--- DATASET CONTENT ---

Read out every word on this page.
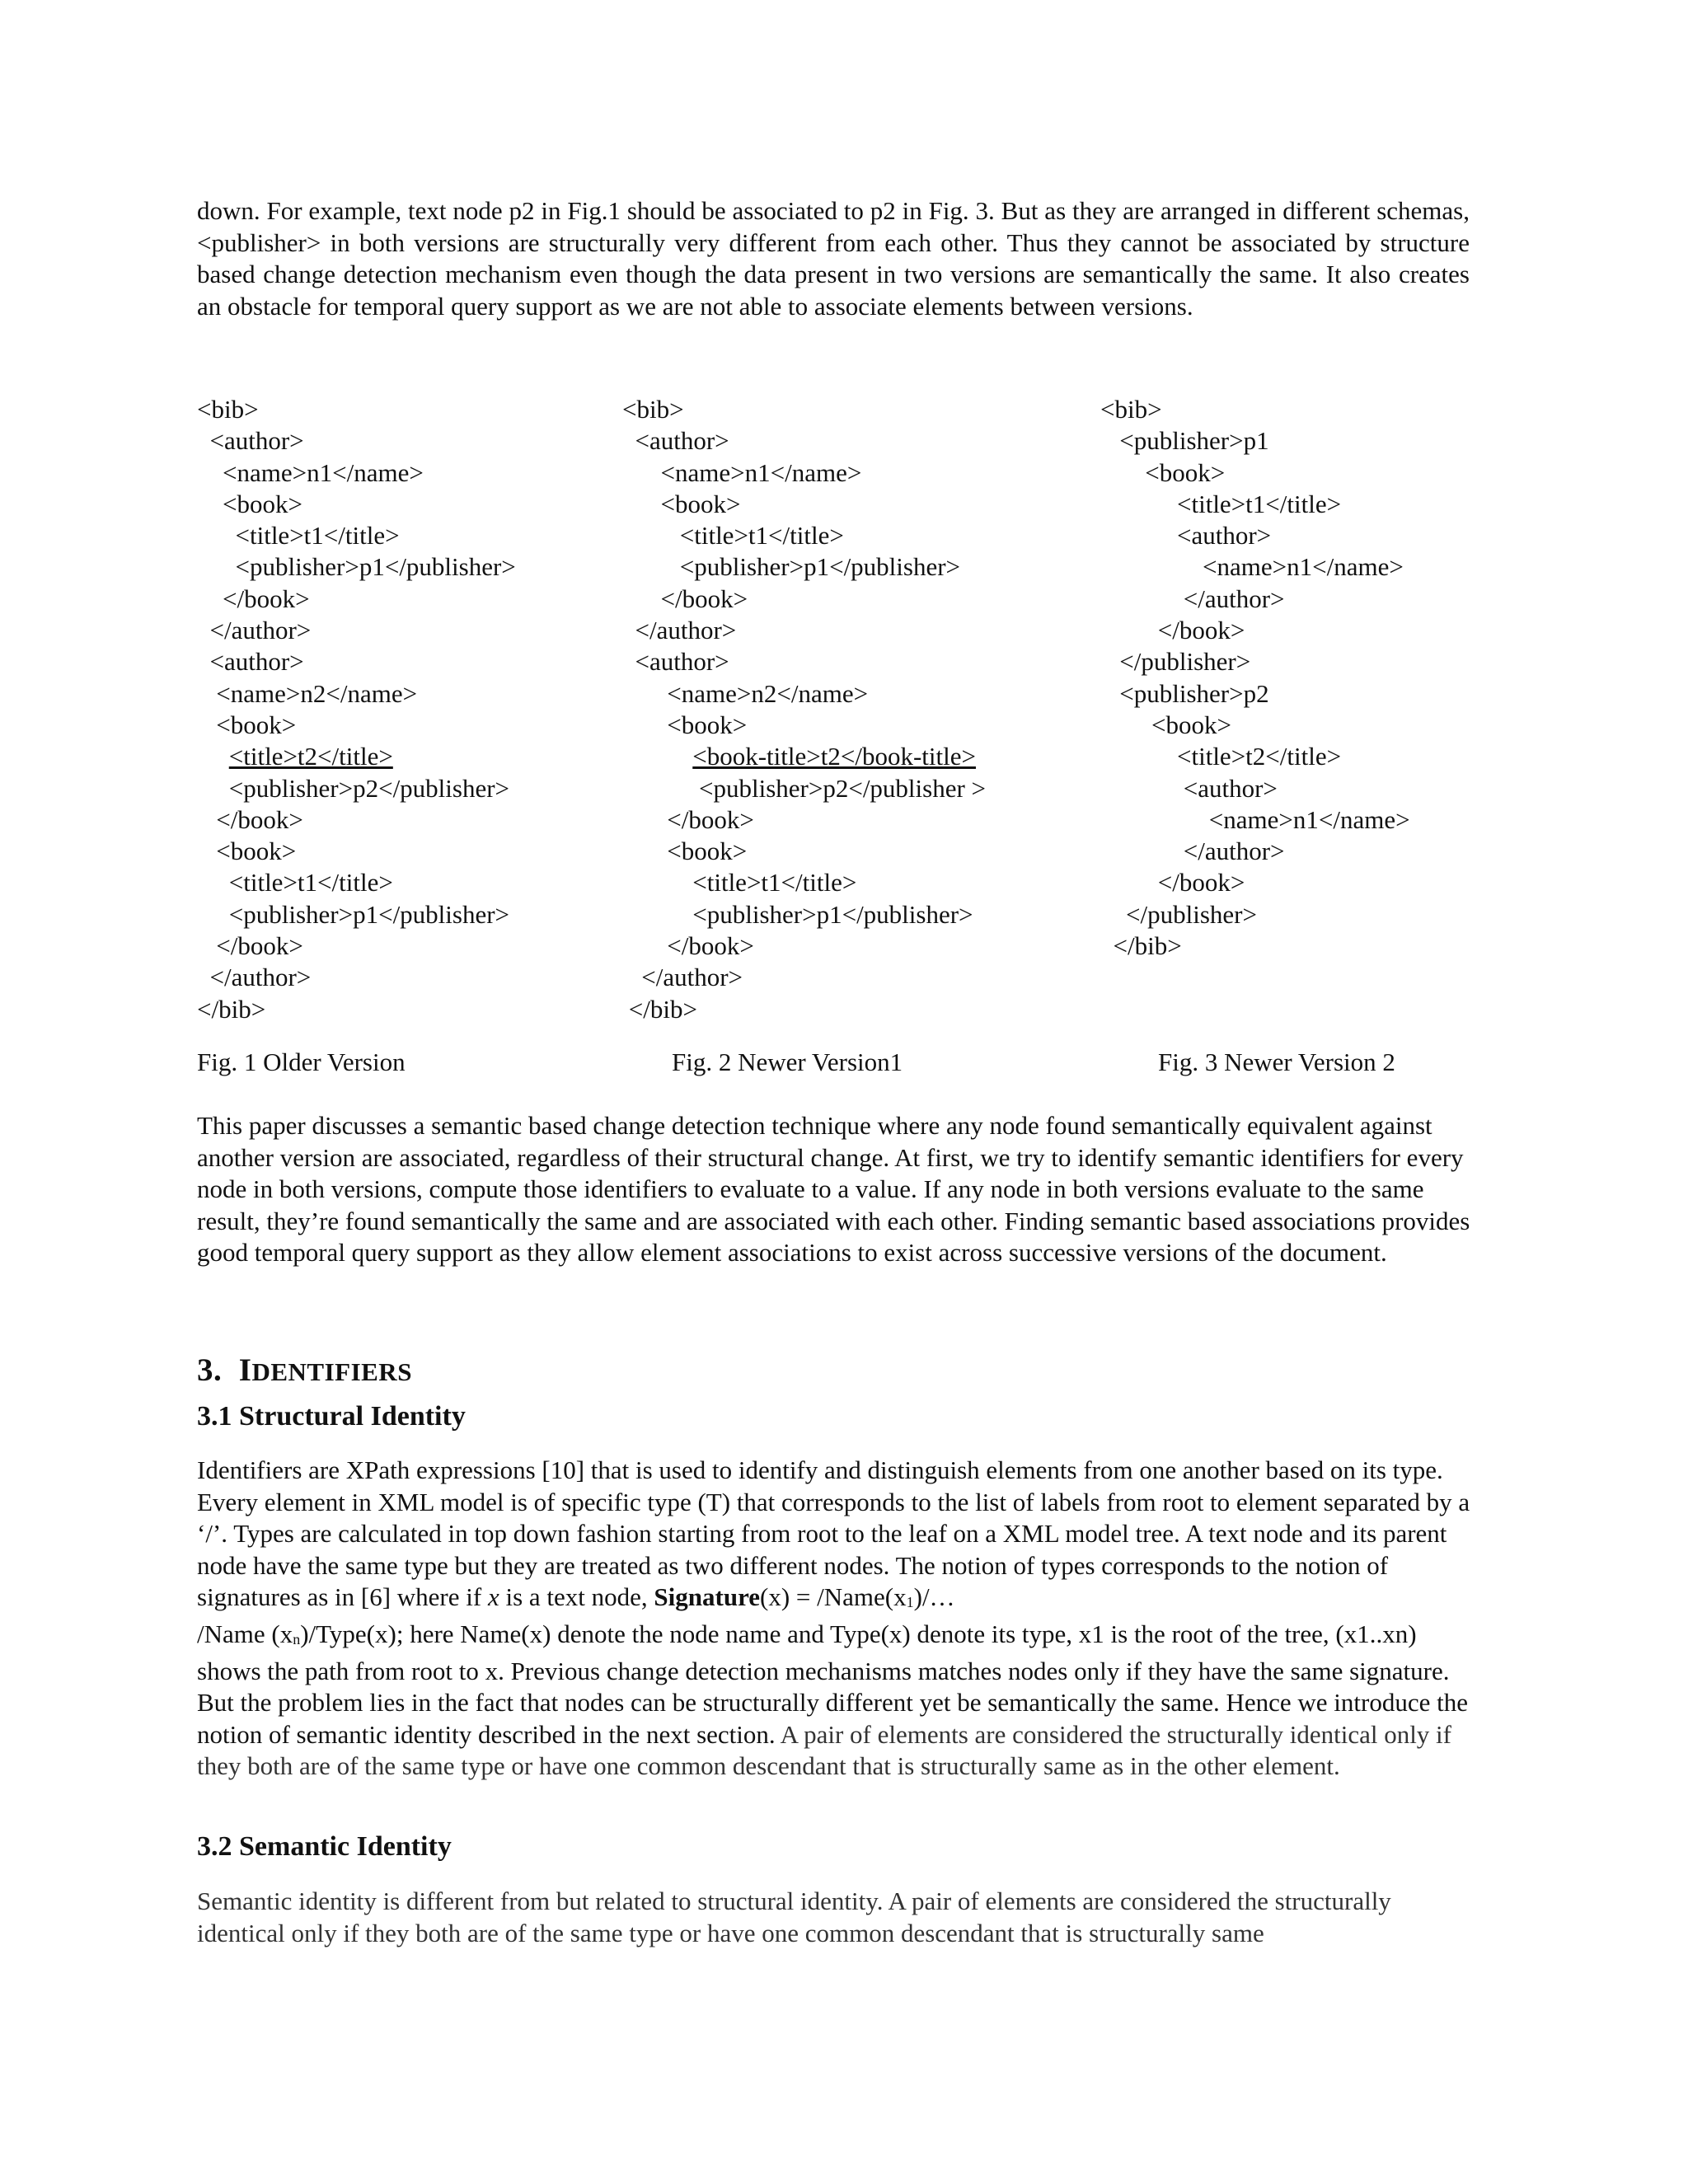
down. For example, text node p2 in Fig.1 should be associated to p2 in Fig. 3. But as they are arranged in different schemas, <publisher> in both versions are structurally very different from each other. Thus they cannot be associated by structure based change detection mechanism even though the data present in two versions are semantically the same. It also creates an obstacle for temporal query support as we are not able to associate elements between versions.

<bib>
<author>
<name>n1</name>
<book>
<title>t1</title>
<publisher>p1</publisher>
</book>
</author>
<author>
<name>n2</name>
<book>
<title>t2</title>
<publisher>p2</publisher>
</book>
<book>
<title>t1</title>
<publisher>p1</publisher>
</book>
</author>
</bib>
<bib>
<author>
<name>n1</name>
<book>
<title>t1</title>
<publisher>p1</publisher>
</book>
</author>
<author>
<name>n2</name>
<book>
<book-title>t2</book-title>
<publisher>p2</publisher >
</book>
<book>
<title>t1</title>
<publisher>p1</publisher>
</book>
</author>
</bib>
<bib>
<publisher>p1
<book>
<title>t1</title>
<author>
<name>n1</name>
</author>
</book>
</publisher>
<publisher>p2
<book>
<title>t2</title>
<author>
<name>n1</name>
</author>
</book>
</publisher>
</bib>

Fig. 1 Older Version	Fig. 2 Newer Version1	Fig. 3 Newer Version 2

This paper discusses a semantic based change detection technique where any node found semantically equivalent against another version are associated, regardless of their structural change. At first, we try to identify semantic identifiers for every node in both versions, compute those identifiers to evaluate to a value. If any node in both versions evaluate to the same result, they’re found semantically the same and are associated with each other. Finding semantic based associations provides good temporal query support as they allow element associations to exist across successive versions of the document.

3. IDENTIFIERS
3.1 Structural Identity

Identifiers are XPath expressions [10] that is used to identify and distinguish elements from one another based on its type. Every element in XML model is of specific type (T) that corresponds to the list of labels from root to element separated by a ‘/’. Types are calculated in top down fashion starting from root to the leaf on a XML model tree. A text node and its parent node have the same type but they are treated as two different nodes. The notion of types corresponds to the notion of signatures as in [6] where if x is a text node, Signature(x) = $/Name(x_1)/\dots$
/Name $(x_n)/Type(x)$; here Name(x) denote the node name and Type(x) denote its type, x1 is the root of the tree, (x1..xn) shows the path from root to x. Previous change detection mechanisms matches nodes only if they have the same signature. But the problem lies in the fact that nodes can be structurally different yet be semantically the same. Hence we introduce the notion of semantic identity described in the next section. A pair of elements are considered the structurally identical only if they both are of the same type or have one common descendant that is structurally same as in the other element.

3.2 Semantic Identity

Semantic identity is different from but related to structural identity. A pair of elements are considered the structurally identical only if they both are of the same type or have one common descendant that is structurally same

---

* [WHAT IS NEEDED]
Omit the pictures and give the material again, exactly and in full.

* [FULL ANSWER]
Read out every word on this page.
down. For example, text node p2 in Fig.1 should be associated to p2 in Fig. 3. But as they are arranged in different schemas, <publisher> in both versions are structurally very different from each other. Thus they cannot be associated by structure based change detection mechanism even though the data present in two versions are semantically the same. It also creates an obstacle for temporal query support as we are not able to associate elements between versions.

<bib>
<author>
<name>n1</name>
<book>
<title>t1</title>
<publisher>p1</publisher>
</book>
</author>
<author>
<name>n2</name>
<book>
<title>t2</title>
<publisher>p2</publisher>
</book>
<book>
<title>t1</title>
<publisher>p1</publisher>
</book>
</author>
</bib>
<bib>
<author>
<name>n1</name>
<book>
<title>t1</title>
<publisher>p1</publisher>
</book>
</author>
<author>
<name>n2</name>
<book>
<book-title>t2</book-title>
<publisher>p2</publisher >
</book>
<book>
<title>t1</title>
<publisher>p1</publisher>
</book>
</author>
</bib>
<bib>
<publisher>p1
<book>
<title>t1</title>
<author>
<name>n1</name>
</author>
</book>
</publisher>
<publisher>p2
<book>
<title>t2</title>
<author>
<name>n1</name>
</author>
</book>
</publisher>
</bib>

Fig. 1 Older Version	Fig. 2 Newer Version1	Fig. 3 Newer Version 2

This paper discusses a semantic based change detection technique where any node found semantically equivalent against another version are associated, regardless of their structural change. At first, we try to identify semantic identifiers for every node in both versions, compute those identifiers to evaluate to a value. If any node in both versions evaluate to the same result, they’re found semantically the same and are associated with each other. Finding semantic based associations provides good temporal query support as they allow element associations to exist across successive versions of the document.

3. IDENTIFIERS
3.1 Structural Identity

Identifiers are XPath expressions [10] that is used to identify and distinguish elements from one another based on its type. Every element in XML model is of specific type (T) that corresponds to the list of labels from root to element separated by a ‘/’. Types are calculated in top down fashion starting from root to the leaf on a XML model tree. A text node and its parent node have the same type but they are treated as two different nodes. The notion of types corresponds to the notion of signatures as in [6] where if x is a text node, Signature(x) = $/Name(x_1)/\dots$
/Name $(x_n)/Type(x)$; here Name(x) denote the node name and Type(x) denote its type, x1 is the root of the tree, (x1..xn) shows the path from root to x. Previous change detection mechanisms matches nodes only if they have the same signature. But the problem lies in the fact that nodes can be structurally different yet be semantically the same. Hence we introduce the notion of semantic identity described in the next section. A pair of elements are considered the structurally identical only if they both are of the same type or have one common descendant that is structurally same as in the other element.

3.2 Semantic Identity

Semantic identity is different from but related to structural identity. A pair of elements are considered the structurally identical only if they both are of the same type or have one common descendant that is structurally same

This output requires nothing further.